What needs to be done -> Restate the data below word for word. Skip any images it contains.

____ Dataset rows

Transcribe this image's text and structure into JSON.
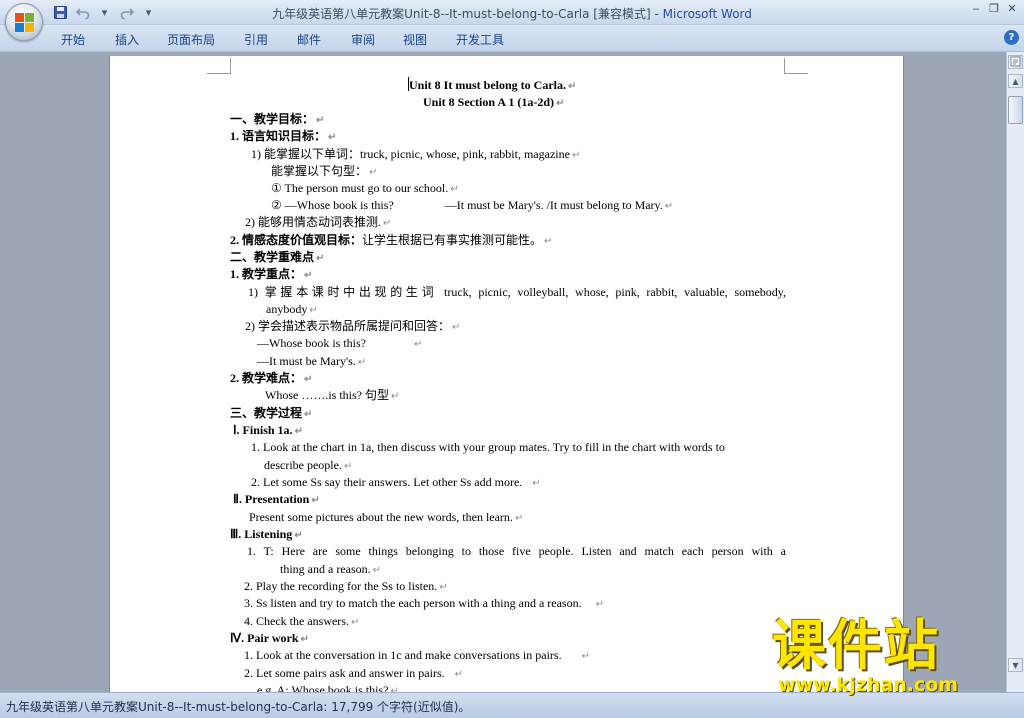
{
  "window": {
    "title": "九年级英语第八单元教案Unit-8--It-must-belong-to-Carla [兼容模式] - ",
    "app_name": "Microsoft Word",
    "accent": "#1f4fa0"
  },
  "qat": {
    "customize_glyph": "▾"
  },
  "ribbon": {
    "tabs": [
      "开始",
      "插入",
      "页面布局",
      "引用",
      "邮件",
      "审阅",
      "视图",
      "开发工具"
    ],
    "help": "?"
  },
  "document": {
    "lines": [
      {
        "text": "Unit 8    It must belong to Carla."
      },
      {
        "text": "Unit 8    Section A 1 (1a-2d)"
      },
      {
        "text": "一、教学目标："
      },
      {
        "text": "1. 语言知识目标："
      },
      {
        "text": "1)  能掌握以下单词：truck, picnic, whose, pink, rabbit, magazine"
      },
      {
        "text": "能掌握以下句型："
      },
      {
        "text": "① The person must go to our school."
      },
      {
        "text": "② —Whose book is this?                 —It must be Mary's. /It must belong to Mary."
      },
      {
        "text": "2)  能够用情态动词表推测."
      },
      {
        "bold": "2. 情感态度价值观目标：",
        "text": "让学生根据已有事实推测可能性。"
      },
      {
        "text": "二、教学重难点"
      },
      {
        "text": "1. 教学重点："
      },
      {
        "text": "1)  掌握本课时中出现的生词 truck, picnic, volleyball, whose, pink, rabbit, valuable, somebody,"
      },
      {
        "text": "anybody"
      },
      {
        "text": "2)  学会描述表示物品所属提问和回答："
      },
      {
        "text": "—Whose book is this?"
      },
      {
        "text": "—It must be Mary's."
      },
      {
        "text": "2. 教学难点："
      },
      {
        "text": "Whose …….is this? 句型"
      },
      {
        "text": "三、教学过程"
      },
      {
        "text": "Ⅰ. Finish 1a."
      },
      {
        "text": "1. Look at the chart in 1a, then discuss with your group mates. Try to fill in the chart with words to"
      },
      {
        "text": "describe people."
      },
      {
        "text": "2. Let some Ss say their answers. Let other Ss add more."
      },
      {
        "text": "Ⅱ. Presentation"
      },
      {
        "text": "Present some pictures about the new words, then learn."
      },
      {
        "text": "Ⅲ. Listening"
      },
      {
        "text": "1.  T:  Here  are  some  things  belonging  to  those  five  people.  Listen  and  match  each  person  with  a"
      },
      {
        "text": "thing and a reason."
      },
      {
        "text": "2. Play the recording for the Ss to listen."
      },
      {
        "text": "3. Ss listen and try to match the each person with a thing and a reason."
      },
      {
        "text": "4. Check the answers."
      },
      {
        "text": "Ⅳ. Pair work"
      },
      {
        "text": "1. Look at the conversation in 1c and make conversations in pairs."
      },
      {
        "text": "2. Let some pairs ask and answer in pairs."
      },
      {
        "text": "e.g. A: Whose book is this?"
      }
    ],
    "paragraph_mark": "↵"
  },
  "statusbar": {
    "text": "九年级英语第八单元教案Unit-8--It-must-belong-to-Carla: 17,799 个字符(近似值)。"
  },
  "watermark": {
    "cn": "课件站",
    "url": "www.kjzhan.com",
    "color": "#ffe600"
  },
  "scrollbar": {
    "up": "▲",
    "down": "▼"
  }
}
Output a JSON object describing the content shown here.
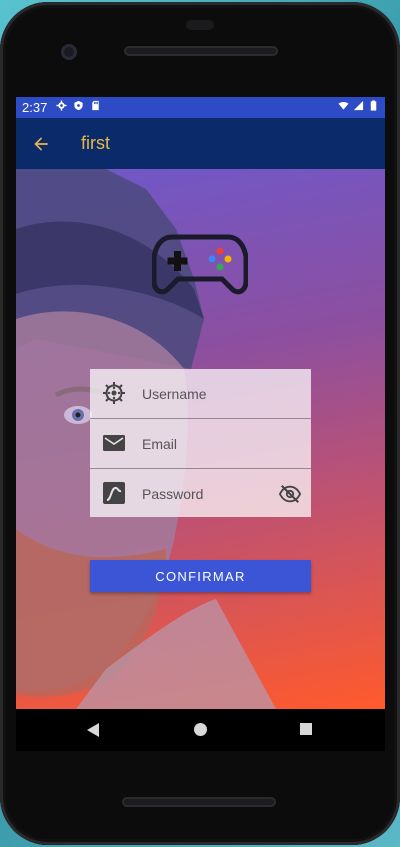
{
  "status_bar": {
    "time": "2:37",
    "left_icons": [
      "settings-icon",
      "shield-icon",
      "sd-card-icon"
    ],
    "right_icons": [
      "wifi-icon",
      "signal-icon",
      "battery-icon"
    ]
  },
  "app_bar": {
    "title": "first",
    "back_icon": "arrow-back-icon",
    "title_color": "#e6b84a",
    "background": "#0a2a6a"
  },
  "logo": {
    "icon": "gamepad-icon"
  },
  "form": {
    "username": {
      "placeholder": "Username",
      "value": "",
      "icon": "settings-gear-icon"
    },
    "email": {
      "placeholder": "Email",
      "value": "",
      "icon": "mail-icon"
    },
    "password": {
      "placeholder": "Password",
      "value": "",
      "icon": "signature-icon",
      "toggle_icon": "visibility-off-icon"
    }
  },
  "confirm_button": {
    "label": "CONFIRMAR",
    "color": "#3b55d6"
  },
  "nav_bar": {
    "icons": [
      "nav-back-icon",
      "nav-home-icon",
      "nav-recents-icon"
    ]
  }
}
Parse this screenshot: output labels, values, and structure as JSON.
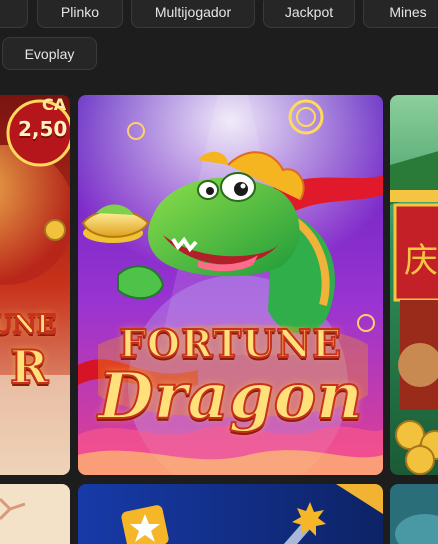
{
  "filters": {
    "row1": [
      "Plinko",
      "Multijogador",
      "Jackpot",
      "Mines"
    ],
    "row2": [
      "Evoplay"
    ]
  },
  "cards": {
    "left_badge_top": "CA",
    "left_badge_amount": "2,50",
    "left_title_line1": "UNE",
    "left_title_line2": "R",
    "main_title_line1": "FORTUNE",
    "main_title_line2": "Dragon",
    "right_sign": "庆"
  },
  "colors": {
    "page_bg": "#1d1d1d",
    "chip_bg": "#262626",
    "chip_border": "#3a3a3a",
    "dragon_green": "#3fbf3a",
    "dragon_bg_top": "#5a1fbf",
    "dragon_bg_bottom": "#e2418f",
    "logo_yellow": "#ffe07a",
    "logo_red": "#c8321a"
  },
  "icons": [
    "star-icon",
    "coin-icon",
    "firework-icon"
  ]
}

________

The completed task ->
Transcribe this image's text and structure into JSON.
{
  "window": {
    "title": "九年级英语第八单元教案Unit-8--It-must-belong-to-Carla [兼容模式] - ",
    "app_name": "Microsoft Word",
    "accent": "#1f4fa0"
  },
  "qat": {
    "customize_glyph": "▾"
  },
  "ribbon": {
    "tabs": [
      "开始",
      "插入",
      "页面布局",
      "引用",
      "邮件",
      "审阅",
      "视图",
      "开发工具"
    ],
    "help": "?"
  },
  "document": {
    "lines": [
      {
        "text": "Unit 8    It must belong to Carla."
      },
      {
        "text": "Unit 8    Section A 1 (1a-2d)"
      },
      {
        "text": "一、教学目标："
      },
      {
        "text": "1. 语言知识目标："
      },
      {
        "text": "1)  能掌握以下单词：truck, picnic, whose, pink, rabbit, magazine"
      },
      {
        "text": "能掌握以下句型："
      },
      {
        "text": "① The person must go to our school."
      },
      {
        "text": "② —Whose book is this?                 —It must be Mary's. /It must belong to Mary."
      },
      {
        "text": "2)  能够用情态动词表推测."
      },
      {
        "bold": "2. 情感态度价值观目标：",
        "text": "让学生根据已有事实推测可能性。"
      },
      {
        "text": "二、教学重难点"
      },
      {
        "text": "1. 教学重点："
      },
      {
        "text": "1)  掌握本课时中出现的生词 truck, picnic, volleyball, whose, pink, rabbit, valuable, somebody,"
      },
      {
        "text": "anybody"
      },
      {
        "text": "2)  学会描述表示物品所属提问和回答："
      },
      {
        "text": "—Whose book is this?"
      },
      {
        "text": "—It must be Mary's."
      },
      {
        "text": "2. 教学难点："
      },
      {
        "text": "Whose …….is this? 句型"
      },
      {
        "text": "三、教学过程"
      },
      {
        "text": "Ⅰ. Finish 1a."
      },
      {
        "text": "1. Look at the chart in 1a, then discuss with your group mates. Try to fill in the chart with words to"
      },
      {
        "text": "describe people."
      },
      {
        "text": "2. Let some Ss say their answers. Let other Ss add more."
      },
      {
        "text": "Ⅱ. Presentation"
      },
      {
        "text": "Present some pictures about the new words, then learn."
      },
      {
        "text": "Ⅲ. Listening"
      },
      {
        "text": "1.  T:  Here  are  some  things  belonging  to  those  five  people.  Listen  and  match  each  person  with  a"
      },
      {
        "text": "thing and a reason."
      },
      {
        "text": "2. Play the recording for the Ss to listen."
      },
      {
        "text": "3. Ss listen and try to match the each person with a thing and a reason."
      },
      {
        "text": "4. Check the answers."
      },
      {
        "text": "Ⅳ. Pair work"
      },
      {
        "text": "1. Look at the conversation in 1c and make conversations in pairs."
      },
      {
        "text": "2. Let some pairs ask and answer in pairs."
      },
      {
        "text": "e.g. A: Whose book is this?"
      }
    ],
    "paragraph_mark": "↵"
  },
  "statusbar": {
    "text": "九年级英语第八单元教案Unit-8--It-must-belong-to-Carla: 17,799 个字符(近似值)。"
  },
  "watermark": {
    "cn": "课件站",
    "url": "www.kjzhan.com",
    "color": "#ffe600"
  },
  "scrollbar": {
    "up": "▲",
    "down": "▼"
  }
}
Output a JSON object describing the content shown here.
{
  "status_bar": {
    "time": "2:37",
    "left_icons": [
      "settings-icon",
      "shield-icon",
      "sd-card-icon"
    ],
    "right_icons": [
      "wifi-icon",
      "signal-icon",
      "battery-icon"
    ]
  },
  "app_bar": {
    "title": "first",
    "back_icon": "arrow-back-icon",
    "title_color": "#e6b84a",
    "background": "#0a2a6a"
  },
  "logo": {
    "icon": "gamepad-icon"
  },
  "form": {
    "username": {
      "placeholder": "Username",
      "value": "",
      "icon": "settings-gear-icon"
    },
    "email": {
      "placeholder": "Email",
      "value": "",
      "icon": "mail-icon"
    },
    "password": {
      "placeholder": "Password",
      "value": "",
      "icon": "signature-icon",
      "toggle_icon": "visibility-off-icon"
    }
  },
  "confirm_button": {
    "label": "CONFIRMAR",
    "color": "#3b55d6"
  },
  "nav_bar": {
    "icons": [
      "nav-back-icon",
      "nav-home-icon",
      "nav-recents-icon"
    ]
  }
}
Parse this screenshot: output labels, values, and structure as JSON.
{
  "filters": {
    "row1": [
      "Plinko",
      "Multijogador",
      "Jackpot",
      "Mines"
    ],
    "row2": [
      "Evoplay"
    ]
  },
  "cards": {
    "left_badge_top": "CA",
    "left_badge_amount": "2,50",
    "left_title_line1": "UNE",
    "left_title_line2": "R",
    "main_title_line1": "FORTUNE",
    "main_title_line2": "Dragon",
    "right_sign": "庆"
  },
  "colors": {
    "page_bg": "#1d1d1d",
    "chip_bg": "#262626",
    "chip_border": "#3a3a3a",
    "dragon_green": "#3fbf3a",
    "dragon_bg_top": "#5a1fbf",
    "dragon_bg_bottom": "#e2418f",
    "logo_yellow": "#ffe07a",
    "logo_red": "#c8321a"
  },
  "icons": [
    "star-icon",
    "coin-icon",
    "firework-icon"
  ]
}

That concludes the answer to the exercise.